**TASK OBJECTIVE**
Each of the entries should be retyped precisely as it appears.

**RECORDS TO PROCESS**
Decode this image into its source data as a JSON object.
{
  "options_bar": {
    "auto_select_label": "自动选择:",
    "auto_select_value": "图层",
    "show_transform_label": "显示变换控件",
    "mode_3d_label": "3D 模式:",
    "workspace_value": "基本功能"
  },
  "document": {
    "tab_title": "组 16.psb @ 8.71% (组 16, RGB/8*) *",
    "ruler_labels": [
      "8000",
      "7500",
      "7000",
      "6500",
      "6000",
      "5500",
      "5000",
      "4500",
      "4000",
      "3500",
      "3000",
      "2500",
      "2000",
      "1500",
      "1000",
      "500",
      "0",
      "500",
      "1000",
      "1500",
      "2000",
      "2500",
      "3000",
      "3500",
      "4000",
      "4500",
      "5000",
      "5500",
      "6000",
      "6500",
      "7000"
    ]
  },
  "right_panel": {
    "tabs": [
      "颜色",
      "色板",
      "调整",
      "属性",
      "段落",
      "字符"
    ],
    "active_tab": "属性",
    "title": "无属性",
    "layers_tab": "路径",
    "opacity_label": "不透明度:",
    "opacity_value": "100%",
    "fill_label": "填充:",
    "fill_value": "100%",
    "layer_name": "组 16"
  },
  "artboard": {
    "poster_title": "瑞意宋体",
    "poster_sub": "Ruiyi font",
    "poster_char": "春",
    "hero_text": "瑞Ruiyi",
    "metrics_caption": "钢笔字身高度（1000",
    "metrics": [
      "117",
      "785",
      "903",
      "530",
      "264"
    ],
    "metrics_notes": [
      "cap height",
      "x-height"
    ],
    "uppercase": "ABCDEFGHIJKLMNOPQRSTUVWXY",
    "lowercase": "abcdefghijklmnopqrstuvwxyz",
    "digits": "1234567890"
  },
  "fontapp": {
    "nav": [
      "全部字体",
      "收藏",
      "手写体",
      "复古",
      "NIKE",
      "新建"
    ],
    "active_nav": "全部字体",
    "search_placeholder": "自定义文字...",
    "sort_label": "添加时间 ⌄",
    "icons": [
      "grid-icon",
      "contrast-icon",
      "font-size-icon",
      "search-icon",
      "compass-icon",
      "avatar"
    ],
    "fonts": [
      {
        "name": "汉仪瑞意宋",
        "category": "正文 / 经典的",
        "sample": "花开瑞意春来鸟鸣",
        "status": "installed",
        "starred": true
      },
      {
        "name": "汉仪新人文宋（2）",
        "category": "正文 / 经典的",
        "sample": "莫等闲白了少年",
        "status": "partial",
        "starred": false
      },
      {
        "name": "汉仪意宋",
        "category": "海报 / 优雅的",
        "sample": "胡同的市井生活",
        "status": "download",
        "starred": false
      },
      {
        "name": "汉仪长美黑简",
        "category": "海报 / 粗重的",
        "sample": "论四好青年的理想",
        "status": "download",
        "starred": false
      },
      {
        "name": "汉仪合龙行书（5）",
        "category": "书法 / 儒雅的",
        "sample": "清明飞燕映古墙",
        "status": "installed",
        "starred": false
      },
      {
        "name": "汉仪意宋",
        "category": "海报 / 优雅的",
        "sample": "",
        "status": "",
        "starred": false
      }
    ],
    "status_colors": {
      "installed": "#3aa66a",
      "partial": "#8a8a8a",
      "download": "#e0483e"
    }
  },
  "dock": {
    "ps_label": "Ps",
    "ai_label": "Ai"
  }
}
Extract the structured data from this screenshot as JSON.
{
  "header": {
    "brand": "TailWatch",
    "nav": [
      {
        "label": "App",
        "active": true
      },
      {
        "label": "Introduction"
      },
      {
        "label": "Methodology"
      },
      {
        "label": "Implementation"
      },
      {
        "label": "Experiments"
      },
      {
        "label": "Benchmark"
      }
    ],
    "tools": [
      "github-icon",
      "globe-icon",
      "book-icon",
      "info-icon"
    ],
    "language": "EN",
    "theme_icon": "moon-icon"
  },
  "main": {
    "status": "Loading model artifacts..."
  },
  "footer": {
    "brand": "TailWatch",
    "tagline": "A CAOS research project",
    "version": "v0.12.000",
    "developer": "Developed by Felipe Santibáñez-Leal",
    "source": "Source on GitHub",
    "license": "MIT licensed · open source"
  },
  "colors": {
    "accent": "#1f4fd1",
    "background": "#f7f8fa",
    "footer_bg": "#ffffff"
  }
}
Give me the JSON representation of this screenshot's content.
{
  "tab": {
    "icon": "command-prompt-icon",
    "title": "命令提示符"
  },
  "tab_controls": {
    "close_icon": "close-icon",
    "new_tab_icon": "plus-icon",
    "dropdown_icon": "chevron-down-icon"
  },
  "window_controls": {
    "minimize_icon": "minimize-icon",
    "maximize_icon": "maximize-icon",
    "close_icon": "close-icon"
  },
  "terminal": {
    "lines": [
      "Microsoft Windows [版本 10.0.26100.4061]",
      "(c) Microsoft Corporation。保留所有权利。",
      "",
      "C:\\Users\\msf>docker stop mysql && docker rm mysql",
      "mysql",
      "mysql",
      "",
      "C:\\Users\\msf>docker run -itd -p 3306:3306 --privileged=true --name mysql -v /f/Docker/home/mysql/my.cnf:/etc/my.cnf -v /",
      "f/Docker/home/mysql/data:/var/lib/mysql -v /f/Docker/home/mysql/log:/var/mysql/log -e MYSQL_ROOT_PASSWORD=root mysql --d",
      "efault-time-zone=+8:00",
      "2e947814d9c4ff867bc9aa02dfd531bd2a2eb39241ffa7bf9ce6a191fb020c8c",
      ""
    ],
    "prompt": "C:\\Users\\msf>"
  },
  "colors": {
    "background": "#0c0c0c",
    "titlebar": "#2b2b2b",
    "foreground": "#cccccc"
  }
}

**EXERCISE ANSWER**
Decode this image into its source data as a JSON object.
{
  "options_bar": {
    "auto_select_label": "自动选择:",
    "auto_select_value": "图层",
    "show_transform_label": "显示变换控件",
    "mode_3d_label": "3D 模式:",
    "workspace_value": "基本功能"
  },
  "document": {
    "tab_title": "组 16.psb @ 8.71% (组 16, RGB/8*) *",
    "ruler_labels": [
      "8000",
      "7500",
      "7000",
      "6500",
      "6000",
      "5500",
      "5000",
      "4500",
      "4000",
      "3500",
      "3000",
      "2500",
      "2000",
      "1500",
      "1000",
      "500",
      "0",
      "500",
      "1000",
      "1500",
      "2000",
      "2500",
      "3000",
      "3500",
      "4000",
      "4500",
      "5000",
      "5500",
      "6000",
      "6500",
      "7000"
    ]
  },
  "right_panel": {
    "tabs": [
      "颜色",
      "色板",
      "调整",
      "属性",
      "段落",
      "字符"
    ],
    "active_tab": "属性",
    "title": "无属性",
    "layers_tab": "路径",
    "opacity_label": "不透明度:",
    "opacity_value": "100%",
    "fill_label": "填充:",
    "fill_value": "100%",
    "layer_name": "组 16"
  },
  "artboard": {
    "poster_title": "瑞意宋体",
    "poster_sub": "Ruiyi font",
    "poster_char": "春",
    "hero_text": "瑞Ruiyi",
    "metrics_caption": "钢笔字身高度（1000",
    "metrics": [
      "117",
      "785",
      "903",
      "530",
      "264"
    ],
    "metrics_notes": [
      "cap height",
      "x-height"
    ],
    "uppercase": "ABCDEFGHIJKLMNOPQRSTUVWXY",
    "lowercase": "abcdefghijklmnopqrstuvwxyz",
    "digits": "1234567890"
  },
  "fontapp": {
    "nav": [
      "全部字体",
      "收藏",
      "手写体",
      "复古",
      "NIKE",
      "新建"
    ],
    "active_nav": "全部字体",
    "search_placeholder": "自定义文字...",
    "sort_label": "添加时间 ⌄",
    "icons": [
      "grid-icon",
      "contrast-icon",
      "font-size-icon",
      "search-icon",
      "compass-icon",
      "avatar"
    ],
    "fonts": [
      {
        "name": "汉仪瑞意宋",
        "category": "正文 / 经典的",
        "sample": "花开瑞意春来鸟鸣",
        "status": "installed",
        "starred": true
      },
      {
        "name": "汉仪新人文宋（2）",
        "category": "正文 / 经典的",
        "sample": "莫等闲白了少年",
        "status": "partial",
        "starred": false
      },
      {
        "name": "汉仪意宋",
        "category": "海报 / 优雅的",
        "sample": "胡同的市井生活",
        "status": "download",
        "starred": false
      },
      {
        "name": "汉仪长美黑简",
        "category": "海报 / 粗重的",
        "sample": "论四好青年的理想",
        "status": "download",
        "starred": false
      },
      {
        "name": "汉仪合龙行书（5）",
        "category": "书法 / 儒雅的",
        "sample": "清明飞燕映古墙",
        "status": "installed",
        "starred": false
      },
      {
        "name": "汉仪意宋",
        "category": "海报 / 优雅的",
        "sample": "",
        "status": "",
        "starred": false
      }
    ],
    "status_colors": {
      "installed": "#3aa66a",
      "partial": "#8a8a8a",
      "download": "#e0483e"
    }
  },
  "dock": {
    "ps_label": "Ps",
    "ai_label": "Ai"
  }
}
Extract the structured data from this screenshot as JSON.
{
  "header": {
    "brand": "TailWatch",
    "nav": [
      {
        "label": "App",
        "active": true
      },
      {
        "label": "Introduction"
      },
      {
        "label": "Methodology"
      },
      {
        "label": "Implementation"
      },
      {
        "label": "Experiments"
      },
      {
        "label": "Benchmark"
      }
    ],
    "tools": [
      "github-icon",
      "globe-icon",
      "book-icon",
      "info-icon"
    ],
    "language": "EN",
    "theme_icon": "moon-icon"
  },
  "main": {
    "status": "Loading model artifacts..."
  },
  "footer": {
    "brand": "TailWatch",
    "tagline": "A CAOS research project",
    "version": "v0.12.000",
    "developer": "Developed by Felipe Santibáñez-Leal",
    "source": "Source on GitHub",
    "license": "MIT licensed · open source"
  },
  "colors": {
    "accent": "#1f4fd1",
    "background": "#f7f8fa",
    "footer_bg": "#ffffff"
  }
}
Give me the JSON representation of this screenshot's content.
{
  "tab": {
    "icon": "command-prompt-icon",
    "title": "命令提示符"
  },
  "tab_controls": {
    "close_icon": "close-icon",
    "new_tab_icon": "plus-icon",
    "dropdown_icon": "chevron-down-icon"
  },
  "window_controls": {
    "minimize_icon": "minimize-icon",
    "maximize_icon": "maximize-icon",
    "close_icon": "close-icon"
  },
  "terminal": {
    "lines": [
      "Microsoft Windows [版本 10.0.26100.4061]",
      "(c) Microsoft Corporation。保留所有权利。",
      "",
      "C:\\Users\\msf>docker stop mysql && docker rm mysql",
      "mysql",
      "mysql",
      "",
      "C:\\Users\\msf>docker run -itd -p 3306:3306 --privileged=true --name mysql -v /f/Docker/home/mysql/my.cnf:/etc/my.cnf -v /",
      "f/Docker/home/mysql/data:/var/lib/mysql -v /f/Docker/home/mysql/log:/var/mysql/log -e MYSQL_ROOT_PASSWORD=root mysql --d",
      "efault-time-zone=+8:00",
      "2e947814d9c4ff867bc9aa02dfd531bd2a2eb39241ffa7bf9ce6a191fb020c8c",
      ""
    ],
    "prompt": "C:\\Users\\msf>"
  },
  "colors": {
    "background": "#0c0c0c",
    "titlebar": "#2b2b2b",
    "foreground": "#cccccc"
  }
}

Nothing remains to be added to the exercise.